▸ **Problem statement**:
Check each line of the entries below for the string "color" and state how many lines have it, with no other text.

▸ **Provided material**:
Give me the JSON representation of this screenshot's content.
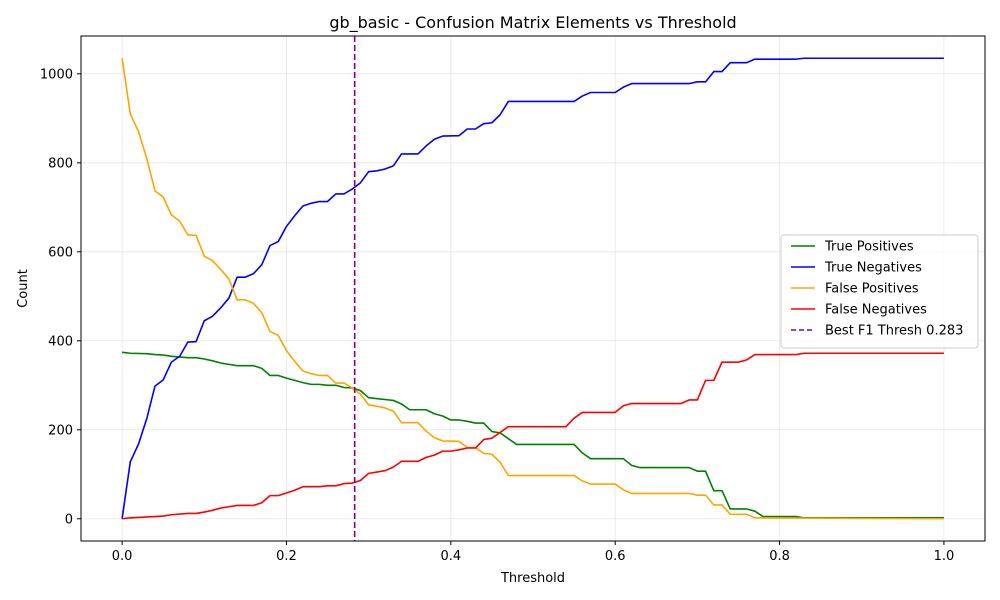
{
  "chart_data": {
    "type": "line",
    "title": "gb_basic - Confusion Matrix Elements vs Threshold",
    "xlabel": "Threshold",
    "ylabel": "Count",
    "xlim": [
      -0.05,
      1.05
    ],
    "ylim": [
      -50,
      1085
    ],
    "xticks": [
      0.0,
      0.2,
      0.4,
      0.6,
      0.8,
      1.0
    ],
    "xtick_labels": [
      "0.0",
      "0.2",
      "0.4",
      "0.6",
      "0.8",
      "1.0"
    ],
    "yticks": [
      0,
      200,
      400,
      600,
      800,
      1000
    ],
    "ytick_labels": [
      "0",
      "200",
      "400",
      "600",
      "800",
      "1000"
    ],
    "grid": true,
    "legend_position": "center-right",
    "series": [
      {
        "name": "True Positives",
        "color": "#008000",
        "points": [
          [
            0.0,
            374
          ],
          [
            0.01,
            372
          ],
          [
            0.03,
            371
          ],
          [
            0.04,
            369
          ],
          [
            0.05,
            368
          ],
          [
            0.06,
            365
          ],
          [
            0.08,
            362
          ],
          [
            0.09,
            362
          ],
          [
            0.1,
            359
          ],
          [
            0.11,
            355
          ],
          [
            0.12,
            350
          ],
          [
            0.13,
            347
          ],
          [
            0.14,
            344
          ],
          [
            0.16,
            344
          ],
          [
            0.17,
            338
          ],
          [
            0.18,
            322
          ],
          [
            0.19,
            322
          ],
          [
            0.2,
            316
          ],
          [
            0.22,
            306
          ],
          [
            0.23,
            302
          ],
          [
            0.24,
            302
          ],
          [
            0.25,
            300
          ],
          [
            0.26,
            300
          ],
          [
            0.27,
            295
          ],
          [
            0.28,
            294
          ],
          [
            0.29,
            288
          ],
          [
            0.3,
            272
          ],
          [
            0.32,
            268
          ],
          [
            0.33,
            266
          ],
          [
            0.34,
            258
          ],
          [
            0.35,
            245
          ],
          [
            0.37,
            245
          ],
          [
            0.38,
            236
          ],
          [
            0.39,
            231
          ],
          [
            0.4,
            222
          ],
          [
            0.41,
            222
          ],
          [
            0.42,
            219
          ],
          [
            0.43,
            215
          ],
          [
            0.44,
            215
          ],
          [
            0.45,
            196
          ],
          [
            0.46,
            193
          ],
          [
            0.47,
            180
          ],
          [
            0.48,
            167
          ],
          [
            0.55,
            167
          ],
          [
            0.56,
            148
          ],
          [
            0.57,
            135
          ],
          [
            0.61,
            135
          ],
          [
            0.62,
            120
          ],
          [
            0.63,
            115
          ],
          [
            0.69,
            115
          ],
          [
            0.7,
            107
          ],
          [
            0.71,
            107
          ],
          [
            0.72,
            63
          ],
          [
            0.73,
            63
          ],
          [
            0.74,
            22
          ],
          [
            0.76,
            22
          ],
          [
            0.77,
            17
          ],
          [
            0.78,
            5
          ],
          [
            0.82,
            5
          ],
          [
            0.83,
            2
          ],
          [
            1.0,
            2
          ]
        ]
      },
      {
        "name": "True Negatives",
        "color": "#0000ff",
        "points": [
          [
            0.0,
            0
          ],
          [
            0.01,
            128
          ],
          [
            0.02,
            168
          ],
          [
            0.03,
            225
          ],
          [
            0.04,
            298
          ],
          [
            0.05,
            312
          ],
          [
            0.06,
            352
          ],
          [
            0.07,
            365
          ],
          [
            0.08,
            397
          ],
          [
            0.09,
            398
          ],
          [
            0.1,
            445
          ],
          [
            0.11,
            455
          ],
          [
            0.12,
            474
          ],
          [
            0.13,
            496
          ],
          [
            0.14,
            543
          ],
          [
            0.15,
            543
          ],
          [
            0.16,
            551
          ],
          [
            0.17,
            571
          ],
          [
            0.18,
            614
          ],
          [
            0.19,
            623
          ],
          [
            0.2,
            657
          ],
          [
            0.21,
            681
          ],
          [
            0.22,
            703
          ],
          [
            0.23,
            709
          ],
          [
            0.24,
            713
          ],
          [
            0.25,
            713
          ],
          [
            0.26,
            730
          ],
          [
            0.27,
            730
          ],
          [
            0.28,
            741
          ],
          [
            0.29,
            755
          ],
          [
            0.3,
            780
          ],
          [
            0.31,
            782
          ],
          [
            0.32,
            786
          ],
          [
            0.33,
            793
          ],
          [
            0.34,
            820
          ],
          [
            0.36,
            820
          ],
          [
            0.37,
            838
          ],
          [
            0.38,
            853
          ],
          [
            0.39,
            860
          ],
          [
            0.41,
            861
          ],
          [
            0.42,
            876
          ],
          [
            0.43,
            876
          ],
          [
            0.44,
            888
          ],
          [
            0.45,
            890
          ],
          [
            0.46,
            908
          ],
          [
            0.47,
            938
          ],
          [
            0.55,
            938
          ],
          [
            0.56,
            950
          ],
          [
            0.57,
            958
          ],
          [
            0.6,
            958
          ],
          [
            0.61,
            970
          ],
          [
            0.62,
            978
          ],
          [
            0.69,
            978
          ],
          [
            0.7,
            982
          ],
          [
            0.71,
            982
          ],
          [
            0.72,
            1005
          ],
          [
            0.73,
            1005
          ],
          [
            0.74,
            1025
          ],
          [
            0.76,
            1025
          ],
          [
            0.77,
            1033
          ],
          [
            0.82,
            1033
          ],
          [
            0.83,
            1035
          ],
          [
            1.0,
            1035
          ]
        ]
      },
      {
        "name": "False Positives",
        "color": "#ffa500",
        "points": [
          [
            0.0,
            1035
          ],
          [
            0.01,
            910
          ],
          [
            0.02,
            870
          ],
          [
            0.03,
            810
          ],
          [
            0.04,
            737
          ],
          [
            0.05,
            723
          ],
          [
            0.06,
            683
          ],
          [
            0.07,
            669
          ],
          [
            0.08,
            638
          ],
          [
            0.09,
            637
          ],
          [
            0.1,
            590
          ],
          [
            0.11,
            580
          ],
          [
            0.12,
            560
          ],
          [
            0.13,
            539
          ],
          [
            0.14,
            492
          ],
          [
            0.15,
            492
          ],
          [
            0.16,
            484
          ],
          [
            0.17,
            463
          ],
          [
            0.18,
            421
          ],
          [
            0.19,
            412
          ],
          [
            0.2,
            378
          ],
          [
            0.21,
            354
          ],
          [
            0.22,
            332
          ],
          [
            0.23,
            326
          ],
          [
            0.24,
            322
          ],
          [
            0.25,
            322
          ],
          [
            0.26,
            305
          ],
          [
            0.27,
            305
          ],
          [
            0.28,
            294
          ],
          [
            0.29,
            280
          ],
          [
            0.3,
            256
          ],
          [
            0.31,
            253
          ],
          [
            0.32,
            249
          ],
          [
            0.33,
            242
          ],
          [
            0.34,
            216
          ],
          [
            0.36,
            216
          ],
          [
            0.37,
            197
          ],
          [
            0.38,
            182
          ],
          [
            0.39,
            175
          ],
          [
            0.41,
            174
          ],
          [
            0.42,
            160
          ],
          [
            0.43,
            160
          ],
          [
            0.44,
            147
          ],
          [
            0.45,
            145
          ],
          [
            0.46,
            127
          ],
          [
            0.47,
            97
          ],
          [
            0.55,
            97
          ],
          [
            0.56,
            85
          ],
          [
            0.57,
            78
          ],
          [
            0.6,
            78
          ],
          [
            0.61,
            65
          ],
          [
            0.62,
            57
          ],
          [
            0.69,
            57
          ],
          [
            0.7,
            53
          ],
          [
            0.71,
            53
          ],
          [
            0.72,
            31
          ],
          [
            0.73,
            31
          ],
          [
            0.74,
            10
          ],
          [
            0.76,
            10
          ],
          [
            0.77,
            2
          ],
          [
            1.0,
            0
          ]
        ]
      },
      {
        "name": "False Negatives",
        "color": "#ff0000",
        "points": [
          [
            0.0,
            0
          ],
          [
            0.01,
            2
          ],
          [
            0.02,
            3
          ],
          [
            0.03,
            4
          ],
          [
            0.04,
            5
          ],
          [
            0.05,
            6
          ],
          [
            0.06,
            9
          ],
          [
            0.08,
            12
          ],
          [
            0.09,
            12
          ],
          [
            0.1,
            15
          ],
          [
            0.11,
            19
          ],
          [
            0.12,
            24
          ],
          [
            0.13,
            27
          ],
          [
            0.14,
            30
          ],
          [
            0.16,
            30
          ],
          [
            0.17,
            36
          ],
          [
            0.18,
            52
          ],
          [
            0.19,
            52
          ],
          [
            0.2,
            58
          ],
          [
            0.21,
            64
          ],
          [
            0.22,
            72
          ],
          [
            0.24,
            72
          ],
          [
            0.25,
            74
          ],
          [
            0.26,
            74
          ],
          [
            0.27,
            79
          ],
          [
            0.28,
            80
          ],
          [
            0.29,
            86
          ],
          [
            0.3,
            102
          ],
          [
            0.31,
            105
          ],
          [
            0.32,
            108
          ],
          [
            0.33,
            116
          ],
          [
            0.34,
            129
          ],
          [
            0.36,
            129
          ],
          [
            0.37,
            138
          ],
          [
            0.38,
            143
          ],
          [
            0.39,
            152
          ],
          [
            0.4,
            152
          ],
          [
            0.41,
            155
          ],
          [
            0.42,
            159
          ],
          [
            0.43,
            159
          ],
          [
            0.44,
            178
          ],
          [
            0.45,
            181
          ],
          [
            0.46,
            194
          ],
          [
            0.47,
            207
          ],
          [
            0.54,
            207
          ],
          [
            0.55,
            226
          ],
          [
            0.56,
            239
          ],
          [
            0.6,
            239
          ],
          [
            0.61,
            254
          ],
          [
            0.62,
            259
          ],
          [
            0.68,
            259
          ],
          [
            0.69,
            267
          ],
          [
            0.7,
            267
          ],
          [
            0.71,
            311
          ],
          [
            0.72,
            311
          ],
          [
            0.73,
            352
          ],
          [
            0.75,
            352
          ],
          [
            0.76,
            357
          ],
          [
            0.77,
            369
          ],
          [
            0.82,
            369
          ],
          [
            0.83,
            372
          ],
          [
            1.0,
            372
          ]
        ]
      }
    ],
    "vline": {
      "name": "Best F1 Thresh 0.283",
      "x": 0.283,
      "color": "#800080",
      "style": "dashed"
    }
  }
}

▸ **Completed task**:
5